**Exercise objective**. Copy each line in which the string "name" occurs.

━━━━━━━━━━━━━━━━━━━━━━━━━━━━━━

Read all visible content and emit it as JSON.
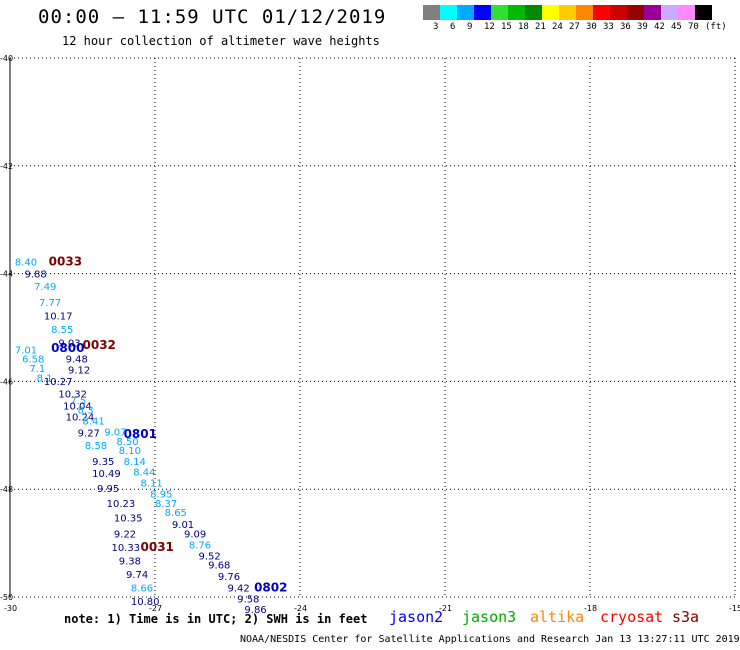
{
  "header": {
    "title": "00:00 – 11:59 UTC 01/12/2019",
    "subtitle": "12 hour collection of altimeter wave heights"
  },
  "legend": {
    "colors": [
      "#808080",
      "#00ffff",
      "#00aaff",
      "#0000ff",
      "#33dd33",
      "#00bb00",
      "#008800",
      "#ffff00",
      "#ffcc00",
      "#ff8800",
      "#ff0000",
      "#cc0000",
      "#990000",
      "#990099",
      "#ccaaff",
      "#ff88ff",
      "#000000"
    ],
    "labels": [
      "3",
      "6",
      "9",
      "12",
      "15",
      "18",
      "21",
      "24",
      "27",
      "30",
      "33",
      "36",
      "39",
      "42",
      "45",
      "70",
      "(ft)"
    ]
  },
  "map": {
    "lat_ticks": [
      "-40",
      "-42",
      "-44",
      "-46",
      "-48",
      "-50"
    ],
    "lon_ticks": [
      "-30",
      "-27",
      "-24",
      "-21",
      "-18",
      "-15"
    ]
  },
  "observations": [
    {
      "text": "8.40",
      "color": "#00aaff",
      "lon": -29.9,
      "lat": -43.85
    },
    {
      "text": "9.88",
      "color": "#000080",
      "lon": -29.7,
      "lat": -44.07
    },
    {
      "text": "7.49",
      "color": "#00aaff",
      "lon": -29.5,
      "lat": -44.3
    },
    {
      "text": "7.77",
      "color": "#00aaff",
      "lon": -29.4,
      "lat": -44.6
    },
    {
      "text": "10.17",
      "color": "#000080",
      "lon": -29.3,
      "lat": -44.85
    },
    {
      "text": "8.55",
      "color": "#00aaff",
      "lon": -29.15,
      "lat": -45.1
    },
    {
      "text": "9.03",
      "color": "#000080",
      "lon": -29.0,
      "lat": -45.35
    },
    {
      "text": "7.01",
      "color": "#00aaff",
      "lon": -29.9,
      "lat": -45.48
    },
    {
      "text": "6.58",
      "color": "#00aaff",
      "lon": -29.75,
      "lat": -45.65
    },
    {
      "text": "9.48",
      "color": "#000080",
      "lon": -28.85,
      "lat": -45.65
    },
    {
      "text": "7.1",
      "color": "#00aaff",
      "lon": -29.6,
      "lat": -45.83
    },
    {
      "text": "9.12",
      "color": "#000080",
      "lon": -28.8,
      "lat": -45.85
    },
    {
      "text": "8.1",
      "color": "#00aaff",
      "lon": -29.45,
      "lat": -46.0
    },
    {
      "text": "10.27",
      "color": "#000080",
      "lon": -29.3,
      "lat": -46.07
    },
    {
      "text": "10.32",
      "color": "#000080",
      "lon": -29.0,
      "lat": -46.3
    },
    {
      "text": "7.5",
      "color": "#00aaff",
      "lon": -28.75,
      "lat": -46.42
    },
    {
      "text": "10.04",
      "color": "#000080",
      "lon": -28.9,
      "lat": -46.52
    },
    {
      "text": "8.3",
      "color": "#00aaff",
      "lon": -28.6,
      "lat": -46.6
    },
    {
      "text": "10.24",
      "color": "#000080",
      "lon": -28.85,
      "lat": -46.73
    },
    {
      "text": "8.41",
      "color": "#00aaff",
      "lon": -28.5,
      "lat": -46.8
    },
    {
      "text": "9.27",
      "color": "#000080",
      "lon": -28.6,
      "lat": -47.02
    },
    {
      "text": "9.07",
      "color": "#00aaff",
      "lon": -28.05,
      "lat": -47.0
    },
    {
      "text": "8.50",
      "color": "#00aaff",
      "lon": -27.8,
      "lat": -47.18
    },
    {
      "text": "8.58",
      "color": "#00aaff",
      "lon": -28.45,
      "lat": -47.25
    },
    {
      "text": "8.10",
      "color": "#00aaff",
      "lon": -27.75,
      "lat": -47.35
    },
    {
      "text": "9.35",
      "color": "#000080",
      "lon": -28.3,
      "lat": -47.55
    },
    {
      "text": "8.14",
      "color": "#00aaff",
      "lon": -27.65,
      "lat": -47.55
    },
    {
      "text": "10.49",
      "color": "#000080",
      "lon": -28.3,
      "lat": -47.77
    },
    {
      "text": "8.44",
      "color": "#00aaff",
      "lon": -27.45,
      "lat": -47.75
    },
    {
      "text": "8.11",
      "color": "#00aaff",
      "lon": -27.3,
      "lat": -47.95
    },
    {
      "text": "9.95",
      "color": "#000080",
      "lon": -28.2,
      "lat": -48.05
    },
    {
      "text": "8.95",
      "color": "#00aaff",
      "lon": -27.1,
      "lat": -48.15
    },
    {
      "text": "8.37",
      "color": "#00aaff",
      "lon": -27.0,
      "lat": -48.33
    },
    {
      "text": "10.23",
      "color": "#000080",
      "lon": -28.0,
      "lat": -48.33
    },
    {
      "text": "8.65",
      "color": "#00aaff",
      "lon": -26.8,
      "lat": -48.5
    },
    {
      "text": "10.35",
      "color": "#000080",
      "lon": -27.85,
      "lat": -48.6
    },
    {
      "text": "9.01",
      "color": "#000080",
      "lon": -26.65,
      "lat": -48.72
    },
    {
      "text": "9.22",
      "color": "#000080",
      "lon": -27.85,
      "lat": -48.9
    },
    {
      "text": "9.09",
      "color": "#000080",
      "lon": -26.4,
      "lat": -48.9
    },
    {
      "text": "8.76",
      "color": "#00aaff",
      "lon": -26.3,
      "lat": -49.1
    },
    {
      "text": "10.33",
      "color": "#000080",
      "lon": -27.9,
      "lat": -49.15
    },
    {
      "text": "9.52",
      "color": "#000080",
      "lon": -26.1,
      "lat": -49.3
    },
    {
      "text": "9.38",
      "color": "#000080",
      "lon": -27.75,
      "lat": -49.4
    },
    {
      "text": "9.68",
      "color": "#000080",
      "lon": -25.9,
      "lat": -49.47
    },
    {
      "text": "9.74",
      "color": "#000080",
      "lon": -27.6,
      "lat": -49.65
    },
    {
      "text": "9.76",
      "color": "#000080",
      "lon": -25.7,
      "lat": -49.68
    },
    {
      "text": "8.66",
      "color": "#00aaff",
      "lon": -27.5,
      "lat": -49.9
    },
    {
      "text": "9.42",
      "color": "#000080",
      "lon": -25.5,
      "lat": -49.9
    },
    {
      "text": "10.80",
      "color": "#000080",
      "lon": -27.5,
      "lat": -50.15
    },
    {
      "text": "9.58",
      "color": "#000080",
      "lon": -25.3,
      "lat": -50.1
    },
    {
      "text": "9.86",
      "color": "#000080",
      "lon": -25.15,
      "lat": -50.3
    }
  ],
  "pass_times": [
    {
      "text": "0033",
      "color": "#800000",
      "lon": -29.2,
      "lat": -43.85
    },
    {
      "text": "0032",
      "color": "#800000",
      "lon": -28.5,
      "lat": -45.4
    },
    {
      "text": "0800",
      "color": "#0000cc",
      "lon": -29.15,
      "lat": -45.45
    },
    {
      "text": "0801",
      "color": "#0000cc",
      "lon": -27.65,
      "lat": -47.05
    },
    {
      "text": "0031",
      "color": "#800000",
      "lon": -27.3,
      "lat": -49.15
    },
    {
      "text": "0802",
      "color": "#0000cc",
      "lon": -24.95,
      "lat": -49.9
    }
  ],
  "footer": {
    "note": "note: 1) Time is in UTC; 2) SWH is in feet",
    "satellites": [
      {
        "name": "jason2",
        "color": "#0000ff"
      },
      {
        "name": "jason3",
        "color": "#00aa00"
      },
      {
        "name": "altika",
        "color": "#ff8800"
      },
      {
        "name": "cryosat",
        "color": "#ff0000"
      },
      {
        "name": "s3a",
        "color": "#800000"
      }
    ],
    "credit": "NOAA/NESDIS Center for Satellite Applications and Research   Jan 13 13:27:11 UTC 2019"
  }
}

━━━━━━━━━━━━━━━━━━━━━━━━━━━━━━

**Solution for this task**.
        "name": "jason2",
        "name": "jason3",
        "name": "altika",
        "name": "cryosat",
        "name": "s3a",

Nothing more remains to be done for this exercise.